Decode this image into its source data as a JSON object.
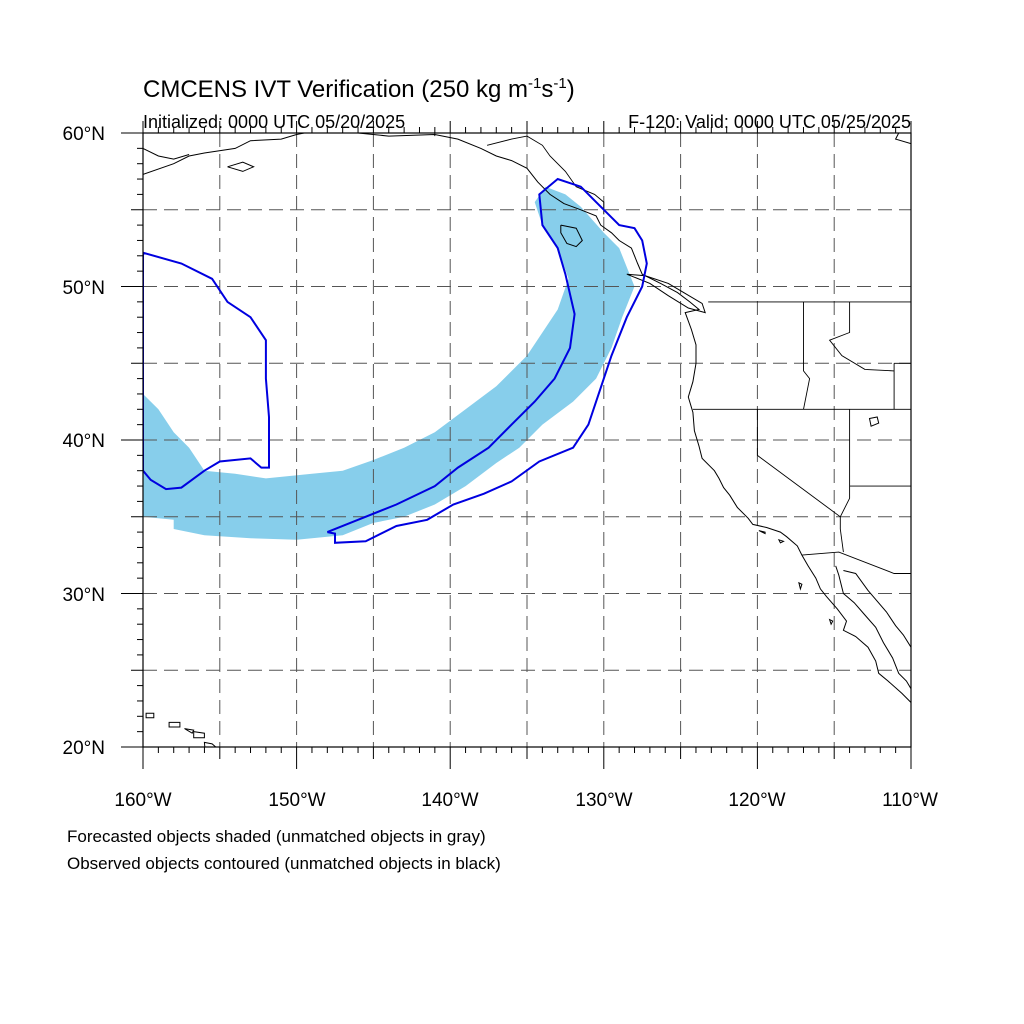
{
  "title": "CMCENS IVT Verification (250 kg m",
  "title_exp1": "-1",
  "title_mid": "s",
  "title_exp2": "-1",
  "title_end": ")",
  "initialized": "Initialized: 0000 UTC 05/20/2025",
  "valid": "F-120: Valid: 0000 UTC 05/25/2025",
  "footnotes": [
    "Forecasted objects shaded (unmatched objects in gray)",
    "Observed objects contoured (unmatched objects in black)"
  ],
  "lon_labels": [
    "160°W",
    "150°W",
    "140°W",
    "130°W",
    "120°W",
    "110°W"
  ],
  "lat_labels": [
    "60°N",
    "50°N",
    "40°N",
    "30°N",
    "20°N"
  ],
  "colors": {
    "forecast_fill": "#87ceeb",
    "observed_contour": "#0000e0",
    "coast": "#000000",
    "grid": "#555555"
  },
  "map_extent": {
    "lon_min": -160,
    "lon_max": -110,
    "lat_min": 20,
    "lat_max": 60
  },
  "forecast_object_lonlat": [
    [
      -160,
      43
    ],
    [
      -159,
      42
    ],
    [
      -158,
      40.5
    ],
    [
      -157,
      39.5
    ],
    [
      -156,
      38
    ],
    [
      -154,
      37.8
    ],
    [
      -152,
      37.5
    ],
    [
      -149,
      37.8
    ],
    [
      -147,
      38
    ],
    [
      -145,
      38.7
    ],
    [
      -143,
      39.5
    ],
    [
      -141,
      40.5
    ],
    [
      -139,
      42
    ],
    [
      -137,
      43.5
    ],
    [
      -135,
      45.5
    ],
    [
      -134,
      47
    ],
    [
      -133,
      48.5
    ],
    [
      -132.3,
      50.5
    ],
    [
      -133,
      52.5
    ],
    [
      -134,
      54
    ],
    [
      -134.5,
      55.5
    ],
    [
      -133.8,
      56.5
    ],
    [
      -132.5,
      56
    ],
    [
      -131.5,
      55.2
    ],
    [
      -130,
      53.5
    ],
    [
      -129,
      52.5
    ],
    [
      -128,
      50
    ],
    [
      -128.8,
      48
    ],
    [
      -129.5,
      46
    ],
    [
      -130.5,
      44
    ],
    [
      -132,
      42.5
    ],
    [
      -134,
      41
    ],
    [
      -135.5,
      39.5
    ],
    [
      -137,
      38.5
    ],
    [
      -139,
      37
    ],
    [
      -141,
      35.8
    ],
    [
      -143,
      35
    ],
    [
      -145,
      34.6
    ],
    [
      -147,
      33.8
    ],
    [
      -150,
      33.5
    ],
    [
      -153,
      33.6
    ],
    [
      -156,
      33.8
    ],
    [
      -158,
      34.2
    ],
    [
      -158,
      34.8
    ],
    [
      -160,
      35
    ]
  ],
  "observed_object_a_lonlat": [
    [
      -160,
      52.2
    ],
    [
      -157.5,
      51.5
    ],
    [
      -155.5,
      50.5
    ],
    [
      -154.5,
      49
    ],
    [
      -153,
      48
    ],
    [
      -152,
      46.5
    ],
    [
      -152,
      44
    ],
    [
      -151.8,
      41.5
    ],
    [
      -151.8,
      38.2
    ],
    [
      -152.3,
      38.2
    ],
    [
      -153,
      38.8
    ],
    [
      -155,
      38.6
    ],
    [
      -156,
      38
    ],
    [
      -157.5,
      36.9
    ],
    [
      -158.5,
      36.8
    ],
    [
      -159.5,
      37.4
    ],
    [
      -160,
      38
    ]
  ],
  "observed_object_b_lonlat": [
    [
      -148,
      34
    ],
    [
      -146,
      34.8
    ],
    [
      -143.5,
      35.8
    ],
    [
      -141,
      37
    ],
    [
      -139.5,
      38.2
    ],
    [
      -137.5,
      39.5
    ],
    [
      -136,
      41
    ],
    [
      -134.5,
      42.5
    ],
    [
      -133.2,
      44
    ],
    [
      -132.2,
      46
    ],
    [
      -131.9,
      48.2
    ],
    [
      -132.5,
      50.8
    ],
    [
      -133,
      52.5
    ],
    [
      -134,
      54
    ],
    [
      -134.2,
      56
    ],
    [
      -133,
      57
    ],
    [
      -131.5,
      56.5
    ],
    [
      -130.5,
      55.5
    ],
    [
      -129.8,
      54.8
    ],
    [
      -129,
      54
    ],
    [
      -128,
      53.8
    ],
    [
      -127.5,
      53
    ],
    [
      -127.2,
      51.5
    ],
    [
      -127.5,
      50
    ],
    [
      -128.5,
      48
    ],
    [
      -129.5,
      45.5
    ],
    [
      -130,
      44
    ],
    [
      -131,
      41
    ],
    [
      -132,
      39.5
    ],
    [
      -134.2,
      38.6
    ],
    [
      -136,
      37.3
    ],
    [
      -137.8,
      36.5
    ],
    [
      -139.8,
      35.8
    ],
    [
      -141.5,
      34.8
    ],
    [
      -143.5,
      34.4
    ],
    [
      -145.5,
      33.4
    ],
    [
      -147.5,
      33.3
    ],
    [
      -147.5,
      33.9
    ]
  ],
  "coastlines_lonlat": [
    [
      [
        -160,
        57.3
      ],
      [
        -158,
        58
      ],
      [
        -157,
        58.5
      ],
      [
        -156,
        58.7
      ],
      [
        -154,
        59
      ],
      [
        -153,
        59.5
      ],
      [
        -151,
        59.6
      ],
      [
        -150,
        59.9
      ],
      [
        -149.5,
        60
      ]
    ],
    [
      [
        -160,
        59
      ],
      [
        -159,
        58.5
      ],
      [
        -158,
        58.3
      ],
      [
        -157,
        58.6
      ]
    ],
    [
      [
        -154.5,
        57.8
      ],
      [
        -153.5,
        57.5
      ],
      [
        -152.8,
        57.8
      ],
      [
        -153.5,
        58.1
      ],
      [
        -154.5,
        57.8
      ]
    ],
    [
      [
        -146,
        60
      ],
      [
        -144,
        59.8
      ],
      [
        -141,
        59.9
      ],
      [
        -139.5,
        59.6
      ],
      [
        -138,
        59
      ],
      [
        -137,
        58.5
      ],
      [
        -136,
        58.2
      ],
      [
        -135,
        57.7
      ],
      [
        -134.3,
        56.8
      ],
      [
        -133.5,
        56
      ],
      [
        -132.6,
        55.4
      ],
      [
        -131.5,
        55
      ],
      [
        -130.5,
        54.6
      ],
      [
        -130.2,
        54
      ],
      [
        -129.5,
        53.5
      ],
      [
        -129,
        53
      ],
      [
        -128.2,
        52.5
      ],
      [
        -127.8,
        51.5
      ],
      [
        -127.5,
        50.8
      ],
      [
        -126.3,
        50.2
      ],
      [
        -125.2,
        49.6
      ],
      [
        -124.4,
        49
      ],
      [
        -123.8,
        48.5
      ],
      [
        -124.7,
        48.3
      ],
      [
        -124.3,
        47.2
      ],
      [
        -124,
        46.2
      ],
      [
        -124,
        45
      ],
      [
        -124.2,
        43.8
      ],
      [
        -124.5,
        42.8
      ],
      [
        -124.2,
        41.8
      ],
      [
        -124.1,
        40.6
      ],
      [
        -123.8,
        39.6
      ],
      [
        -123.6,
        38.8
      ],
      [
        -122.8,
        38
      ],
      [
        -122.5,
        37.5
      ],
      [
        -122.2,
        36.9
      ],
      [
        -121.8,
        36.4
      ],
      [
        -121.3,
        35.6
      ],
      [
        -120.6,
        34.9
      ],
      [
        -120.3,
        34.5
      ],
      [
        -119.4,
        34.3
      ],
      [
        -118.5,
        34
      ],
      [
        -118.1,
        33.7
      ],
      [
        -117.4,
        33.1
      ],
      [
        -117.1,
        32.5
      ],
      [
        -116.7,
        31.8
      ],
      [
        -116.2,
        31
      ],
      [
        -115.9,
        30.3
      ],
      [
        -115.5,
        29.8
      ],
      [
        -114.8,
        29
      ],
      [
        -114.2,
        28.2
      ],
      [
        -114.4,
        27.6
      ],
      [
        -113.6,
        27.2
      ],
      [
        -112.8,
        26.5
      ],
      [
        -112.3,
        25.6
      ],
      [
        -112.1,
        24.8
      ],
      [
        -111.5,
        24.3
      ],
      [
        -110.6,
        23.5
      ],
      [
        -110,
        22.9
      ]
    ],
    [
      [
        -128.5,
        50.8
      ],
      [
        -127,
        50.2
      ],
      [
        -125.8,
        49.4
      ],
      [
        -124.5,
        48.6
      ],
      [
        -123.4,
        48.3
      ],
      [
        -123.6,
        48.9
      ],
      [
        -124.8,
        49.6
      ],
      [
        -125.8,
        50.2
      ],
      [
        -127.3,
        50.7
      ],
      [
        -128.5,
        50.8
      ]
    ],
    [
      [
        -132.8,
        54
      ],
      [
        -131.8,
        53.8
      ],
      [
        -131.4,
        53
      ],
      [
        -131.8,
        52.6
      ],
      [
        -132.4,
        52.8
      ],
      [
        -132.8,
        53.5
      ],
      [
        -132.8,
        54
      ]
    ],
    [
      [
        -110,
        23.8
      ],
      [
        -110.3,
        24.3
      ],
      [
        -110.8,
        24.8
      ],
      [
        -111.2,
        25.8
      ],
      [
        -111.8,
        26.8
      ],
      [
        -112.3,
        27.8
      ],
      [
        -113,
        28.6
      ],
      [
        -113.7,
        29.4
      ],
      [
        -114.4,
        30
      ],
      [
        -114.7,
        31.2
      ],
      [
        -114.9,
        31.8
      ]
    ],
    [
      [
        -110,
        26.5
      ],
      [
        -110.5,
        27.3
      ],
      [
        -111,
        27.9
      ],
      [
        -111.6,
        28.8
      ],
      [
        -112.2,
        29.5
      ],
      [
        -112.8,
        30.2
      ],
      [
        -113.6,
        31.3
      ],
      [
        -114.4,
        31.5
      ]
    ],
    [
      [
        -110,
        59.3
      ],
      [
        -111,
        59.6
      ],
      [
        -110.8,
        60
      ]
    ]
  ],
  "islands_lonlat": [
    [
      [
        -159.8,
        22.2
      ],
      [
        -159.3,
        22.2
      ],
      [
        -159.3,
        21.9
      ],
      [
        -159.8,
        21.9
      ],
      [
        -159.8,
        22.2
      ]
    ],
    [
      [
        -158.3,
        21.6
      ],
      [
        -157.6,
        21.6
      ],
      [
        -157.6,
        21.3
      ],
      [
        -158.3,
        21.3
      ],
      [
        -158.3,
        21.6
      ]
    ],
    [
      [
        -157.3,
        21.2
      ],
      [
        -156.7,
        21.1
      ],
      [
        -156.8,
        20.9
      ],
      [
        -157.3,
        21.2
      ]
    ],
    [
      [
        -156.7,
        21
      ],
      [
        -156,
        20.9
      ],
      [
        -156,
        20.6
      ],
      [
        -156.7,
        20.6
      ],
      [
        -156.7,
        21
      ]
    ],
    [
      [
        -156,
        20.3
      ],
      [
        -155.5,
        20.2
      ],
      [
        -154.8,
        19.6
      ],
      [
        -155.2,
        19.1
      ],
      [
        -155.9,
        19.2
      ],
      [
        -156,
        20.3
      ]
    ],
    [
      [
        -119.9,
        34.1
      ],
      [
        -119.5,
        34
      ],
      [
        -119.5,
        33.9
      ],
      [
        -119.9,
        34.1
      ]
    ],
    [
      [
        -118.6,
        33.5
      ],
      [
        -118.3,
        33.4
      ],
      [
        -118.5,
        33.3
      ],
      [
        -118.6,
        33.5
      ]
    ],
    [
      [
        -117.3,
        30.7
      ],
      [
        -117.1,
        30.6
      ],
      [
        -117.2,
        30.3
      ],
      [
        -117.3,
        30.7
      ]
    ],
    [
      [
        -115.3,
        28.3
      ],
      [
        -115.1,
        28.2
      ],
      [
        -115.2,
        28
      ],
      [
        -115.3,
        28.3
      ]
    ]
  ],
  "borders_lonlat": [
    [
      [
        -123.2,
        49
      ],
      [
        -120,
        49
      ],
      [
        -117,
        49
      ],
      [
        -114,
        49
      ],
      [
        -110,
        49
      ]
    ],
    [
      [
        -141,
        60
      ],
      [
        -141,
        59.8
      ]
    ],
    [
      [
        -137.6,
        59.2
      ],
      [
        -136,
        59.6
      ],
      [
        -135,
        59.8
      ],
      [
        -134,
        59.2
      ],
      [
        -133.5,
        58.5
      ],
      [
        -132.5,
        57.5
      ],
      [
        -131.8,
        56.5
      ],
      [
        -130.6,
        56
      ],
      [
        -130,
        55.5
      ],
      [
        -130,
        54.7
      ]
    ],
    [
      [
        -124.2,
        42
      ],
      [
        -120,
        42
      ],
      [
        -117,
        42
      ],
      [
        -114,
        42
      ],
      [
        -111,
        42
      ],
      [
        -110,
        42
      ]
    ],
    [
      [
        -120,
        42
      ],
      [
        -120,
        39
      ],
      [
        -114.6,
        35
      ],
      [
        -114.6,
        34.2
      ],
      [
        -114.4,
        32.7
      ]
    ],
    [
      [
        -117.1,
        32.5
      ],
      [
        -114.7,
        32.7
      ],
      [
        -111.1,
        31.3
      ],
      [
        -110,
        31.3
      ]
    ],
    [
      [
        -117,
        49
      ],
      [
        -117,
        46.5
      ],
      [
        -117,
        44.5
      ],
      [
        -116.6,
        44
      ],
      [
        -117,
        42
      ]
    ],
    [
      [
        -114,
        49
      ],
      [
        -114,
        47
      ],
      [
        -115.3,
        46.5
      ],
      [
        -114.5,
        45.5
      ],
      [
        -113,
        44.6
      ],
      [
        -111.1,
        44.5
      ]
    ],
    [
      [
        -111.1,
        45
      ],
      [
        -111.1,
        42
      ]
    ],
    [
      [
        -114,
        42
      ],
      [
        -114,
        37
      ],
      [
        -114,
        36.2
      ],
      [
        -114.6,
        35
      ]
    ],
    [
      [
        -114,
        37
      ],
      [
        -110,
        37
      ]
    ],
    [
      [
        -111.1,
        45
      ],
      [
        -110,
        45
      ]
    ]
  ],
  "lakes_lonlat": [
    [
      [
        -112.7,
        41.4
      ],
      [
        -112.2,
        41.5
      ],
      [
        -112.1,
        41.1
      ],
      [
        -112.6,
        40.9
      ],
      [
        -112.7,
        41.4
      ]
    ]
  ]
}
◆ ◆ ◆ ◆
▶ _Your task_:
Search the records for the word "objects". Copy every line that has it.

▶ _Task response_:
    "Forecasted objects shaded (unmatched objects in gray)",
    "Observed objects contoured (unmatched objects in black)"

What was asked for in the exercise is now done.